STATED GOAL: List all lines of the data containing the word "rate".

## BEGIN SOURCE RECORDS

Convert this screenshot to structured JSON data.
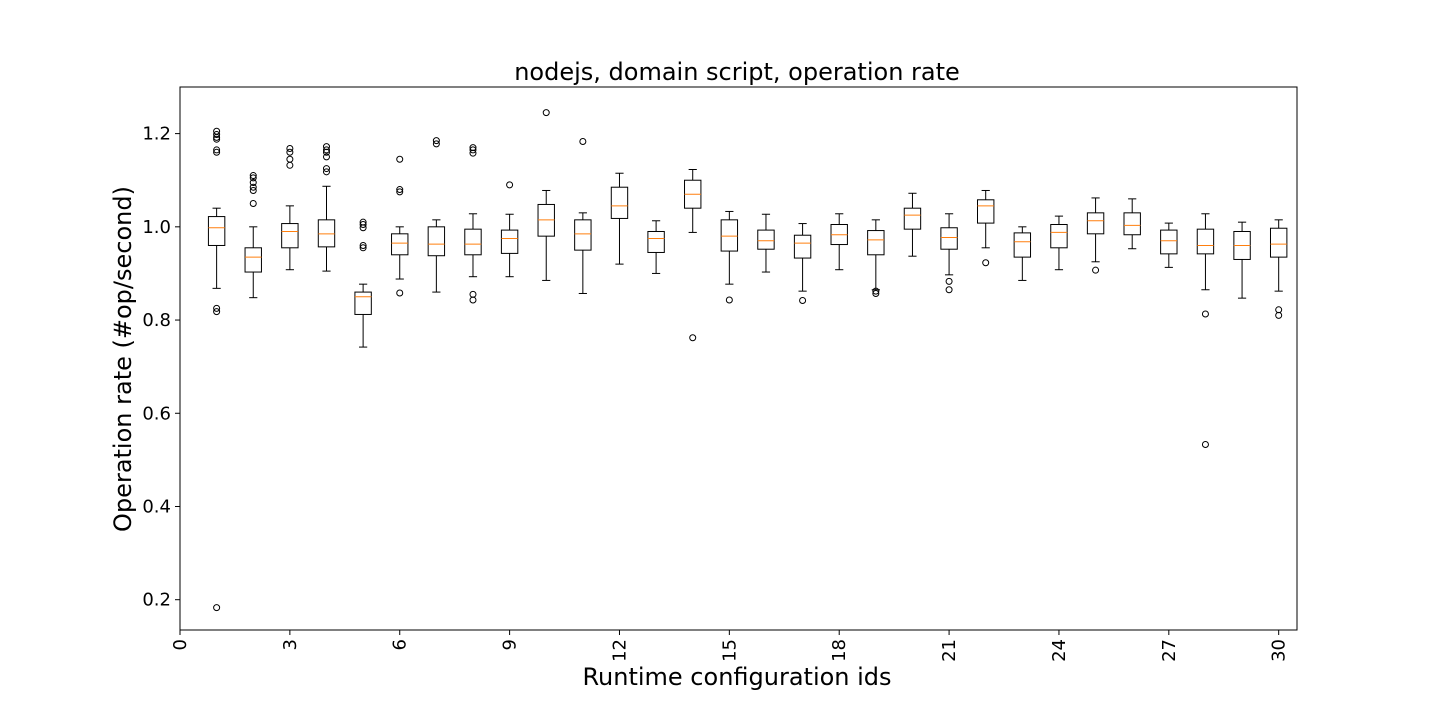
{
  "chart_data": {
    "type": "boxplot",
    "title": "nodejs, domain script, operation rate",
    "xlabel": "Runtime configuration ids",
    "ylabel": "Operation rate (#op/second)",
    "xlim": [
      0,
      30.5
    ],
    "ylim": [
      0.135,
      1.3
    ],
    "xticks": [
      0,
      3,
      6,
      9,
      12,
      15,
      18,
      21,
      24,
      27,
      30
    ],
    "yticks": [
      0.2,
      0.4,
      0.6,
      0.8,
      1.0,
      1.2
    ],
    "grid": false,
    "box_color": "#000000",
    "median_color": "#ff7f0e",
    "boxes": [
      {
        "id": 1,
        "whislo": 0.868,
        "q1": 0.96,
        "med": 0.998,
        "q3": 1.022,
        "whishi": 1.04,
        "fliers": [
          1.205,
          1.198,
          1.192,
          1.188,
          1.165,
          1.16,
          0.825,
          0.818,
          0.183
        ]
      },
      {
        "id": 2,
        "whislo": 0.848,
        "q1": 0.903,
        "med": 0.935,
        "q3": 0.955,
        "whishi": 1.0,
        "fliers": [
          1.11,
          1.105,
          1.095,
          1.085,
          1.078,
          1.05
        ]
      },
      {
        "id": 3,
        "whislo": 0.908,
        "q1": 0.955,
        "med": 0.99,
        "q3": 1.007,
        "whishi": 1.045,
        "fliers": [
          1.168,
          1.16,
          1.145,
          1.132
        ]
      },
      {
        "id": 4,
        "whislo": 0.905,
        "q1": 0.957,
        "med": 0.985,
        "q3": 1.015,
        "whishi": 1.087,
        "fliers": [
          1.172,
          1.165,
          1.16,
          1.15,
          1.125,
          1.118
        ]
      },
      {
        "id": 5,
        "whislo": 0.742,
        "q1": 0.812,
        "med": 0.85,
        "q3": 0.86,
        "whishi": 0.877,
        "fliers": [
          1.01,
          1.005,
          0.998,
          0.96,
          0.955
        ]
      },
      {
        "id": 6,
        "whislo": 0.888,
        "q1": 0.94,
        "med": 0.965,
        "q3": 0.985,
        "whishi": 1.0,
        "fliers": [
          1.145,
          1.08,
          1.075,
          0.858
        ]
      },
      {
        "id": 7,
        "whislo": 0.86,
        "q1": 0.938,
        "med": 0.963,
        "q3": 1.0,
        "whishi": 1.015,
        "fliers": [
          1.185,
          1.178
        ]
      },
      {
        "id": 8,
        "whislo": 0.893,
        "q1": 0.94,
        "med": 0.963,
        "q3": 0.995,
        "whishi": 1.028,
        "fliers": [
          1.17,
          1.165,
          1.158,
          0.855,
          0.843
        ]
      },
      {
        "id": 9,
        "whislo": 0.893,
        "q1": 0.943,
        "med": 0.975,
        "q3": 0.993,
        "whishi": 1.027,
        "fliers": [
          1.09
        ]
      },
      {
        "id": 10,
        "whislo": 0.885,
        "q1": 0.98,
        "med": 1.015,
        "q3": 1.048,
        "whishi": 1.078,
        "fliers": [
          1.245
        ]
      },
      {
        "id": 11,
        "whislo": 0.857,
        "q1": 0.95,
        "med": 0.985,
        "q3": 1.015,
        "whishi": 1.03,
        "fliers": [
          1.183
        ]
      },
      {
        "id": 12,
        "whislo": 0.92,
        "q1": 1.018,
        "med": 1.045,
        "q3": 1.085,
        "whishi": 1.115,
        "fliers": []
      },
      {
        "id": 13,
        "whislo": 0.9,
        "q1": 0.945,
        "med": 0.975,
        "q3": 0.99,
        "whishi": 1.013,
        "fliers": []
      },
      {
        "id": 14,
        "whislo": 0.988,
        "q1": 1.04,
        "med": 1.07,
        "q3": 1.1,
        "whishi": 1.123,
        "fliers": [
          0.762
        ]
      },
      {
        "id": 15,
        "whislo": 0.877,
        "q1": 0.948,
        "med": 0.98,
        "q3": 1.015,
        "whishi": 1.033,
        "fliers": [
          0.843
        ]
      },
      {
        "id": 16,
        "whislo": 0.903,
        "q1": 0.952,
        "med": 0.97,
        "q3": 0.993,
        "whishi": 1.027,
        "fliers": []
      },
      {
        "id": 17,
        "whislo": 0.862,
        "q1": 0.933,
        "med": 0.965,
        "q3": 0.982,
        "whishi": 1.007,
        "fliers": [
          0.842
        ]
      },
      {
        "id": 18,
        "whislo": 0.908,
        "q1": 0.962,
        "med": 0.983,
        "q3": 1.005,
        "whishi": 1.028,
        "fliers": []
      },
      {
        "id": 19,
        "whislo": 0.865,
        "q1": 0.94,
        "med": 0.972,
        "q3": 0.992,
        "whishi": 1.015,
        "fliers": [
          0.862,
          0.857
        ]
      },
      {
        "id": 20,
        "whislo": 0.937,
        "q1": 0.995,
        "med": 1.025,
        "q3": 1.04,
        "whishi": 1.072,
        "fliers": []
      },
      {
        "id": 21,
        "whislo": 0.897,
        "q1": 0.952,
        "med": 0.977,
        "q3": 0.998,
        "whishi": 1.028,
        "fliers": [
          0.883,
          0.865
        ]
      },
      {
        "id": 22,
        "whislo": 0.955,
        "q1": 1.008,
        "med": 1.045,
        "q3": 1.058,
        "whishi": 1.078,
        "fliers": [
          0.923
        ]
      },
      {
        "id": 23,
        "whislo": 0.885,
        "q1": 0.935,
        "med": 0.968,
        "q3": 0.987,
        "whishi": 1.0,
        "fliers": []
      },
      {
        "id": 24,
        "whislo": 0.908,
        "q1": 0.955,
        "med": 0.988,
        "q3": 1.005,
        "whishi": 1.023,
        "fliers": []
      },
      {
        "id": 25,
        "whislo": 0.925,
        "q1": 0.985,
        "med": 1.013,
        "q3": 1.03,
        "whishi": 1.062,
        "fliers": [
          0.907
        ]
      },
      {
        "id": 26,
        "whislo": 0.953,
        "q1": 0.983,
        "med": 1.003,
        "q3": 1.03,
        "whishi": 1.06,
        "fliers": []
      },
      {
        "id": 27,
        "whislo": 0.913,
        "q1": 0.942,
        "med": 0.97,
        "q3": 0.993,
        "whishi": 1.008,
        "fliers": []
      },
      {
        "id": 28,
        "whislo": 0.865,
        "q1": 0.942,
        "med": 0.96,
        "q3": 0.995,
        "whishi": 1.028,
        "fliers": [
          0.813,
          0.533
        ]
      },
      {
        "id": 29,
        "whislo": 0.847,
        "q1": 0.93,
        "med": 0.96,
        "q3": 0.99,
        "whishi": 1.01,
        "fliers": []
      },
      {
        "id": 30,
        "whislo": 0.862,
        "q1": 0.935,
        "med": 0.963,
        "q3": 0.997,
        "whishi": 1.015,
        "fliers": [
          0.822,
          0.81
        ]
      }
    ]
  }
}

## END SOURCE RECORDS

EXERCISE ANSWER:
    "title": "nodejs, domain script, operation rate",
    "ylabel": "Operation rate (#op/second)",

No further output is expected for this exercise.